- _ENTRIES PROVIDED_:

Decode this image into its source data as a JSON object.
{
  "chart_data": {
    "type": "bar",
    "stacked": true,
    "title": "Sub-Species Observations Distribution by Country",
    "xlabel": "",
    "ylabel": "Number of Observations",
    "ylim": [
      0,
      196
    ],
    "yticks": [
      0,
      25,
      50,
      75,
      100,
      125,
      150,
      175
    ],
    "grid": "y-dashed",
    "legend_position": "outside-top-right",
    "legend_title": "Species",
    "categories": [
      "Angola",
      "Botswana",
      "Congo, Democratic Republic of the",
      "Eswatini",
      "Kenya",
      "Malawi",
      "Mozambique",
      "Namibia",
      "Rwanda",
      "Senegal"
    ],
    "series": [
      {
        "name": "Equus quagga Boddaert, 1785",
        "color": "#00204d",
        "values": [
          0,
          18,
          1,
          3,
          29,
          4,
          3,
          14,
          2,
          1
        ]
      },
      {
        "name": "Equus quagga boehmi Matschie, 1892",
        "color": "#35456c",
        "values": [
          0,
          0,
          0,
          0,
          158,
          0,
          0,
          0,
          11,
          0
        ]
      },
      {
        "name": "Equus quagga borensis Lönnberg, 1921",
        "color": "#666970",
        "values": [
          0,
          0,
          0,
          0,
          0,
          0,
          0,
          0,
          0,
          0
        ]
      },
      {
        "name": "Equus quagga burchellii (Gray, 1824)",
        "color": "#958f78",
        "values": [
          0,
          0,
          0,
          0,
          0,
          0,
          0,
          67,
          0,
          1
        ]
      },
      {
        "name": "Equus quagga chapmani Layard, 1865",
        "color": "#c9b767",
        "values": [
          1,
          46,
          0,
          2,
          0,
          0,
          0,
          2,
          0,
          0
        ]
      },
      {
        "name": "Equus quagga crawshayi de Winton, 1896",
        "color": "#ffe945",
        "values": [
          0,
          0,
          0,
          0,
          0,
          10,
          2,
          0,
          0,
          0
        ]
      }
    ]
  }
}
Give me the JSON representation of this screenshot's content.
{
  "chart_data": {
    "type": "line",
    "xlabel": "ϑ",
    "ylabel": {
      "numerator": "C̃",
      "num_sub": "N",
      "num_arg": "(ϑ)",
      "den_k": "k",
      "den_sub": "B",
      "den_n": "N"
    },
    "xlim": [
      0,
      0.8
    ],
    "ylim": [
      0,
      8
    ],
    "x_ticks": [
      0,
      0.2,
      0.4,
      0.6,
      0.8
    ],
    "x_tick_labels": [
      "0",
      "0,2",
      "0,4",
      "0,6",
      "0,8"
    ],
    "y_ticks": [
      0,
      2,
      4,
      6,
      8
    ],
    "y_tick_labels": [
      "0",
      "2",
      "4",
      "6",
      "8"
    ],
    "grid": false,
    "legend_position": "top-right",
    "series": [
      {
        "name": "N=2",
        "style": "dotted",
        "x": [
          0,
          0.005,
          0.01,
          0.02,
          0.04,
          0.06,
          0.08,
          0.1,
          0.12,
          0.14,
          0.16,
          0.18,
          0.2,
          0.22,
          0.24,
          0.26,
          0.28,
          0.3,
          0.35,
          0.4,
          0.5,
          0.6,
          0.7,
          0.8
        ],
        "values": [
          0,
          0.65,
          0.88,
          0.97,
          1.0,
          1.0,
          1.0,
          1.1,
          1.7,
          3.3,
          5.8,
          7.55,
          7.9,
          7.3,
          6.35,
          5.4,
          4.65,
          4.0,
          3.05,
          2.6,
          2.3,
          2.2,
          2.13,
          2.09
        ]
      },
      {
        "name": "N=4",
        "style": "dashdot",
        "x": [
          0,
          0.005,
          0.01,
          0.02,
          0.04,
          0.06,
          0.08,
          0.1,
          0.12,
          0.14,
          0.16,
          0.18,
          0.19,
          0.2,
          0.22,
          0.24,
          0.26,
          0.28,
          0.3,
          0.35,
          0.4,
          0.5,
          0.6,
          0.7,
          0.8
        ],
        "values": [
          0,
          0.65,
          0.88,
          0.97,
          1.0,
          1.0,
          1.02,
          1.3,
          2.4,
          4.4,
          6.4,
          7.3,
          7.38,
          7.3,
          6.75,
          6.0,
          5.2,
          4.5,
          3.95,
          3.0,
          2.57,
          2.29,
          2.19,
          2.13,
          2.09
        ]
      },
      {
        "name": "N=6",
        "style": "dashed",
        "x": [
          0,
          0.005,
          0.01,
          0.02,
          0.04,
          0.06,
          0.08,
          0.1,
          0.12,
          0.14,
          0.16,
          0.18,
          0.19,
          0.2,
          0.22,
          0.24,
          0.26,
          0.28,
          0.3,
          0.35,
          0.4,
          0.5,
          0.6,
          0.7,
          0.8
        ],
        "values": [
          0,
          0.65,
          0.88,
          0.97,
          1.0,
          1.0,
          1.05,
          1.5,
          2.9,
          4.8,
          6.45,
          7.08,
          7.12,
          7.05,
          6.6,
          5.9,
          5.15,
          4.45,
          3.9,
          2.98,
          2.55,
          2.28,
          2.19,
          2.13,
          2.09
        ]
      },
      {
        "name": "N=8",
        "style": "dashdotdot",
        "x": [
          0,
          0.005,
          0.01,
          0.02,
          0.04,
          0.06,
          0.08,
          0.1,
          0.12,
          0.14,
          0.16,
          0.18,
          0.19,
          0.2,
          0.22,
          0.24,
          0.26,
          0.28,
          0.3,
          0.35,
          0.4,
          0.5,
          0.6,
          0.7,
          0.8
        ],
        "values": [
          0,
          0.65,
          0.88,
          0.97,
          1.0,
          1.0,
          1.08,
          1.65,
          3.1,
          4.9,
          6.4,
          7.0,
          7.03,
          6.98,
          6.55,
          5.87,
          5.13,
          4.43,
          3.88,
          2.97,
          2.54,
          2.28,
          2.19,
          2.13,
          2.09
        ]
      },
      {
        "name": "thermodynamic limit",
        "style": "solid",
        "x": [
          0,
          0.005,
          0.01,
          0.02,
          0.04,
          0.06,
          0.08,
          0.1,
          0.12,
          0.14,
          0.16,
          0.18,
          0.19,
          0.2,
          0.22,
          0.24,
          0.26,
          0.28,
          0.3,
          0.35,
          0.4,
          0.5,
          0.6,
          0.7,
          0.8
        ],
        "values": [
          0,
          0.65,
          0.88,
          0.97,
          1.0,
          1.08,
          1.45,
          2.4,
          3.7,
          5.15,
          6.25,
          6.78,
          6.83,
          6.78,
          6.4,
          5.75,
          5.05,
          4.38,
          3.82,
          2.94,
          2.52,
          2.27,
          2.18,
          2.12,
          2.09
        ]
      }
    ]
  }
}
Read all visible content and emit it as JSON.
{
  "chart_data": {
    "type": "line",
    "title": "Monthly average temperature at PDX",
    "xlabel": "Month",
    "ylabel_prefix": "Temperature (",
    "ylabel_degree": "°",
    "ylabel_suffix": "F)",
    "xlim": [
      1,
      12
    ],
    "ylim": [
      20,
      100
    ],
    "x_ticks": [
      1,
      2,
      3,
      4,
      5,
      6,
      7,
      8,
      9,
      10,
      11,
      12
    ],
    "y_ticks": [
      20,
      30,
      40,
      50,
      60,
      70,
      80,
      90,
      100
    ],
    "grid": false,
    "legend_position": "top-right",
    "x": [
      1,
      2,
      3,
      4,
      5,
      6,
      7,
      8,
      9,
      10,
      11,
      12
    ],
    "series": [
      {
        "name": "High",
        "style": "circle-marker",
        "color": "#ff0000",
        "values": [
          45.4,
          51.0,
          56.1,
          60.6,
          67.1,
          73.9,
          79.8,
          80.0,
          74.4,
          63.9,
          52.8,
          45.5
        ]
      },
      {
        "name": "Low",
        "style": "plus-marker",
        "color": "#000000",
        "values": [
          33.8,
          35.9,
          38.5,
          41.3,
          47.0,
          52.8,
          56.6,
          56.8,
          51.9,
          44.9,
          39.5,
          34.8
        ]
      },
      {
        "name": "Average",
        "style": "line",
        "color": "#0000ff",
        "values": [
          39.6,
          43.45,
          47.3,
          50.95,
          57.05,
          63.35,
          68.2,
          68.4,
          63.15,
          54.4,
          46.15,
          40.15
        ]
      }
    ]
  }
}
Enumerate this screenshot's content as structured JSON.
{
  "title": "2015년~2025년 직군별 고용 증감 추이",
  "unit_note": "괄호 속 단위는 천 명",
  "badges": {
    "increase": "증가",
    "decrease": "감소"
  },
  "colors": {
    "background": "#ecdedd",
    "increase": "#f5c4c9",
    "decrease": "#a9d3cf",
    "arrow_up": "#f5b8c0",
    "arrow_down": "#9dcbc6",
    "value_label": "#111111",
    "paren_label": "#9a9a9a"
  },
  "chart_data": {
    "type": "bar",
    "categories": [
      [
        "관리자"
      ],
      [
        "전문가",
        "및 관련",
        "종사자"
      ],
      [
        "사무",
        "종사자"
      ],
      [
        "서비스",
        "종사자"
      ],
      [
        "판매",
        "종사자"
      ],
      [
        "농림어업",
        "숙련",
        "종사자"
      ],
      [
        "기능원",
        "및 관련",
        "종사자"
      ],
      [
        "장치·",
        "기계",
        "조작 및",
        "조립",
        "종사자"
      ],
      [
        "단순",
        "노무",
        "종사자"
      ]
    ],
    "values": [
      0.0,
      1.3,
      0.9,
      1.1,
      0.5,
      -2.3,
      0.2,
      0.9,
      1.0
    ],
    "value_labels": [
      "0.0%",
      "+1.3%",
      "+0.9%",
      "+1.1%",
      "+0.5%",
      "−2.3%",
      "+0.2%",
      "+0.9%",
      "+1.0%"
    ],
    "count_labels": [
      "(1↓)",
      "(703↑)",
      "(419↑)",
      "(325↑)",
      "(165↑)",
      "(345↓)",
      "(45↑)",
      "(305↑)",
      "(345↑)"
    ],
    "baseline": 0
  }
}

- _TASK OBJECTIVE_:
Which lines hold the string "JSON"? List them all.

- _RIGHT ANSWER_:
Decode this image into its source data as a JSON object.
Give me the JSON representation of this screenshot's content.
Read all visible content and emit it as JSON.
Enumerate this screenshot's content as structured JSON.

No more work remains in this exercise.